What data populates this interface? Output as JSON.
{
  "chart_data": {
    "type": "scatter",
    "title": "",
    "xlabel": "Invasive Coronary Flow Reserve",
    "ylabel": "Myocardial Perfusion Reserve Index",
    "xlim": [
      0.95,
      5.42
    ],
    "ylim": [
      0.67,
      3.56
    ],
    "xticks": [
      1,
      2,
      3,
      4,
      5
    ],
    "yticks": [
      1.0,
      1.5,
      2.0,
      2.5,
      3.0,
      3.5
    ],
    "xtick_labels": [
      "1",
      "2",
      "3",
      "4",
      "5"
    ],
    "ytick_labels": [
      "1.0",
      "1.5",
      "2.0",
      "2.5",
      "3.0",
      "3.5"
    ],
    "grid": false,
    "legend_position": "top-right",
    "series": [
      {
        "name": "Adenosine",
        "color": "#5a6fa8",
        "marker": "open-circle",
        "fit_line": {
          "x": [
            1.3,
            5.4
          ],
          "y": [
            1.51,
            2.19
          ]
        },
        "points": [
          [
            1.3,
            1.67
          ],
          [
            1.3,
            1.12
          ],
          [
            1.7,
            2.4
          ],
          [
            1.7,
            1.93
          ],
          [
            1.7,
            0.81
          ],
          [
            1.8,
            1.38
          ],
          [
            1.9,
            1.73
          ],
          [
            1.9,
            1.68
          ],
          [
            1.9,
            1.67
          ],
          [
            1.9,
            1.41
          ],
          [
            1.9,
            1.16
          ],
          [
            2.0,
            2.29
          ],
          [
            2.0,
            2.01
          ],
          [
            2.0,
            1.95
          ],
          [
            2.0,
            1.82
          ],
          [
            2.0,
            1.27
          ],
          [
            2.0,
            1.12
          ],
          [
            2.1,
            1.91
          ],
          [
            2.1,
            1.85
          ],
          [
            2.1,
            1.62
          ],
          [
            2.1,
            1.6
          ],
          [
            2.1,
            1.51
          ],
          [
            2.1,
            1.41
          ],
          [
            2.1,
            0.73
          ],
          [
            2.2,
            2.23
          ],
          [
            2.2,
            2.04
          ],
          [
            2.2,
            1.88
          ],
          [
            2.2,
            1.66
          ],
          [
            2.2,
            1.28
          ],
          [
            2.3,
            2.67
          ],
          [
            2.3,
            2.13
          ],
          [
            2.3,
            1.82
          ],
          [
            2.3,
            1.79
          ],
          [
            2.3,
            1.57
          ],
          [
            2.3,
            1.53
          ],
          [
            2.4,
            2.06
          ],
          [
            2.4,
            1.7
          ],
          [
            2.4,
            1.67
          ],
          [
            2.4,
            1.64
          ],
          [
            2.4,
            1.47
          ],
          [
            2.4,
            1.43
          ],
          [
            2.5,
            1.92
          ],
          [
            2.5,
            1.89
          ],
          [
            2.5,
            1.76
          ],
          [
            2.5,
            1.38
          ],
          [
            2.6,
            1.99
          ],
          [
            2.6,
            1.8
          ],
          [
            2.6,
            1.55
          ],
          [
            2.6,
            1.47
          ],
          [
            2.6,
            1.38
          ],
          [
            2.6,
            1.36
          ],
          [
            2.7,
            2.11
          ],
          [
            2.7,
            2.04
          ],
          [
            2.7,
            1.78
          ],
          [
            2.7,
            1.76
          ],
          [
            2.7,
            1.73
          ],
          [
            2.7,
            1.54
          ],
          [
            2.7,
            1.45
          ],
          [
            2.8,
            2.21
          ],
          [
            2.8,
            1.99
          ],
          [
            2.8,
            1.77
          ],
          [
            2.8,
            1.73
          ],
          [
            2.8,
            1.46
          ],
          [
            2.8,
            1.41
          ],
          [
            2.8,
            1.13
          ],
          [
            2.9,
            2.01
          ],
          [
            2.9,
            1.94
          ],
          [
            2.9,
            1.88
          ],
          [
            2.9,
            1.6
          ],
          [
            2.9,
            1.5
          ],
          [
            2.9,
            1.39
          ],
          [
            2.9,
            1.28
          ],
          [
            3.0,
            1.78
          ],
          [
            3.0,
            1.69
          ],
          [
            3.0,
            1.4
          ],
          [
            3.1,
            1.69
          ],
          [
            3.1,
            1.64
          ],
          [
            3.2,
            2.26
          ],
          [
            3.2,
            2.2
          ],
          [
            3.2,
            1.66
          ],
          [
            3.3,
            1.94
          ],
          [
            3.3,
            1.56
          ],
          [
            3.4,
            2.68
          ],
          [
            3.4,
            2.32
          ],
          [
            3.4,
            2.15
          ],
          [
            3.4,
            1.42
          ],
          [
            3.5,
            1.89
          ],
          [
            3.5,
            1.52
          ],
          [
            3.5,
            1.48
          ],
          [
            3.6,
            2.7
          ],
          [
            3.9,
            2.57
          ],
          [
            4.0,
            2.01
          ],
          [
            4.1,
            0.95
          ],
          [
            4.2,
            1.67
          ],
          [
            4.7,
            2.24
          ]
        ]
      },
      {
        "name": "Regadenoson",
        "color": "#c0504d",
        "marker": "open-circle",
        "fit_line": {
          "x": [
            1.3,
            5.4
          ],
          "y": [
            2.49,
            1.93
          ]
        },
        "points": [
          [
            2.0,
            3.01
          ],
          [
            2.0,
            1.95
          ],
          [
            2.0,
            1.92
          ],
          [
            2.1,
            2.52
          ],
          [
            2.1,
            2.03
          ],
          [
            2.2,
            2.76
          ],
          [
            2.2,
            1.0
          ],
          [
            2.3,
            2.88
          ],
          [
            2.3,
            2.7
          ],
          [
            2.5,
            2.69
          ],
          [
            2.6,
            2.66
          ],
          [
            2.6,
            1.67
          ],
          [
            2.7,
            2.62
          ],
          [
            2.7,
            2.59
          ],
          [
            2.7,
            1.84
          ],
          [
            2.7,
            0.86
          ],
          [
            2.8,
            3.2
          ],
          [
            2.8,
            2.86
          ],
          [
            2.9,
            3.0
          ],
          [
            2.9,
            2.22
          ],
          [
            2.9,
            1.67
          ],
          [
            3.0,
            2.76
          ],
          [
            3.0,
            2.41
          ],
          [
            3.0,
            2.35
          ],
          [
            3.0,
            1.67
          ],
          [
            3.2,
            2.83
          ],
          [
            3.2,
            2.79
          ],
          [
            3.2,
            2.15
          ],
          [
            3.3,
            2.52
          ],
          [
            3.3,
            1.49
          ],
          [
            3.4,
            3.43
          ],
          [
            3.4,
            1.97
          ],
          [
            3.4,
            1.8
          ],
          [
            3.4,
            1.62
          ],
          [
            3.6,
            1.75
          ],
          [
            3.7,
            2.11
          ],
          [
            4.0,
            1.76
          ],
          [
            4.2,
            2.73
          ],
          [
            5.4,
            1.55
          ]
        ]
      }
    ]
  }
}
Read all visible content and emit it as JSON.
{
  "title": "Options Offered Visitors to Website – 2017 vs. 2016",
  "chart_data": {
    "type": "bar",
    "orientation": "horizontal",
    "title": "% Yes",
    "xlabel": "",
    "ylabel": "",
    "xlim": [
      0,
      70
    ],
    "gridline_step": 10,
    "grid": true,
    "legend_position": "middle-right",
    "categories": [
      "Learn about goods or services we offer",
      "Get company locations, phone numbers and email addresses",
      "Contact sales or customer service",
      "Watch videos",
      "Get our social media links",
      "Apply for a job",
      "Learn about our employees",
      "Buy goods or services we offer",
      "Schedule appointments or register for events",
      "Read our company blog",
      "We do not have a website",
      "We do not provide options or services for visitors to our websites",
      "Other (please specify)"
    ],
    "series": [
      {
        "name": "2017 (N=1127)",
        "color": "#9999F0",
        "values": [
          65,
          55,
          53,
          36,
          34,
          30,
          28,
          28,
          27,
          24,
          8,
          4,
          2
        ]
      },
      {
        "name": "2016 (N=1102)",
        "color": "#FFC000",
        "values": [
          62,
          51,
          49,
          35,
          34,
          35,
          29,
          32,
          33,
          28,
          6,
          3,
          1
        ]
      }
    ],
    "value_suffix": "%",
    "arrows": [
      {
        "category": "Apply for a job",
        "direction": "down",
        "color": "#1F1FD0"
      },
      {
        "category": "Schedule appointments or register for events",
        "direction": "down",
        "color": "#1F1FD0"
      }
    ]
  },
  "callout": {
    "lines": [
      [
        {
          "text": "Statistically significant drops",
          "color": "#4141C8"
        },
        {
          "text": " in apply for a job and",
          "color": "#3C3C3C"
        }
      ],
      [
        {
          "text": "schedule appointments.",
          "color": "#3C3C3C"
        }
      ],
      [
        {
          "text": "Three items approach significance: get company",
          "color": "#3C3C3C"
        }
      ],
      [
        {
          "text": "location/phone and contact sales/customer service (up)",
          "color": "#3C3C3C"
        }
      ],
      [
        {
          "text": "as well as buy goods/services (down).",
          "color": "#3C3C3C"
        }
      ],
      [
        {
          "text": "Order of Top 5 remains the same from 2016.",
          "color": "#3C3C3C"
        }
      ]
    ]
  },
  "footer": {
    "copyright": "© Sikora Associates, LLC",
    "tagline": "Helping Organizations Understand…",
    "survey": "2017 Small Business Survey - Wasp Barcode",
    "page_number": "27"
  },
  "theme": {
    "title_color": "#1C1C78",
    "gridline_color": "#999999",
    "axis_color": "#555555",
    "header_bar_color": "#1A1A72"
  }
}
·····
# [STATED PROBLEM]
In the records above, find each line that holds the word "register"; copy all such lines.

# [TASK RESPONSE]
      "Schedule appointments or register for events",
        "category": "Schedule appointments or register for events",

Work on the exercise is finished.